* **The exercise**
Check every line of the data below for the string "Engenharia", and copy the ones that hold it.

[Start of Data entries]

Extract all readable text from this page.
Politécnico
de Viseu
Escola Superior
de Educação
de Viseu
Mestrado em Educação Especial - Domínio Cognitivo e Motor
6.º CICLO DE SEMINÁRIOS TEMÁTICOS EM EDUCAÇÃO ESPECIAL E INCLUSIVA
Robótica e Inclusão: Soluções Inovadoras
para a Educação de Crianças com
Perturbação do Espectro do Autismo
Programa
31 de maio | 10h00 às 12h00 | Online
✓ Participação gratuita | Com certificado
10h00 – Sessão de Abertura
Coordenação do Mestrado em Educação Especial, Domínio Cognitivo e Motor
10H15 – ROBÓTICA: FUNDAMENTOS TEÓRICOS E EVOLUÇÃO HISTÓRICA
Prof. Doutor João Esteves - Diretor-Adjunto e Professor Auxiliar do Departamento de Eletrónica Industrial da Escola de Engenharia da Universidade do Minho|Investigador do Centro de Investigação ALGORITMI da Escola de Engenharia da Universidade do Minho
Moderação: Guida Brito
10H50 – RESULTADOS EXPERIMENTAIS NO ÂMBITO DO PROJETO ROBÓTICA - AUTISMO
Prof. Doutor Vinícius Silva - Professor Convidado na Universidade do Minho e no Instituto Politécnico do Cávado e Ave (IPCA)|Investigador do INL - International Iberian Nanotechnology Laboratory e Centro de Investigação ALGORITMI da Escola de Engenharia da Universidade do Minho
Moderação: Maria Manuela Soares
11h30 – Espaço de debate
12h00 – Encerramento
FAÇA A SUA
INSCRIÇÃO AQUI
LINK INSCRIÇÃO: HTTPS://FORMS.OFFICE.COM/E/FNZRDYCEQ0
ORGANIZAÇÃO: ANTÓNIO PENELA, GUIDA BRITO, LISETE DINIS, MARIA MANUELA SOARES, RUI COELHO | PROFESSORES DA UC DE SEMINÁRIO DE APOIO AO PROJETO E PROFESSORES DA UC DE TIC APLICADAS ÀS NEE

[End of Data entries]

* **Problem solution**
Prof. Doutor João Esteves - Diretor-Adjunto e Professor Auxiliar do Departamento de Eletrónica Industrial da Escola de Engenharia da Universidade do Minho|Investigador do Centro de Investigação ALGORITMI da Escola de Engenharia da Universidade do Minho
Prof. Doutor Vinícius Silva - Professor Convidado na Universidade do Minho e no Instituto Politécnico do Cávado e Ave (IPCA)|Investigador do INL - International Iberian Nanotechnology Laboratory e Centro de Investigação ALGORITMI da Escola de Engenharia da Universidade do Minho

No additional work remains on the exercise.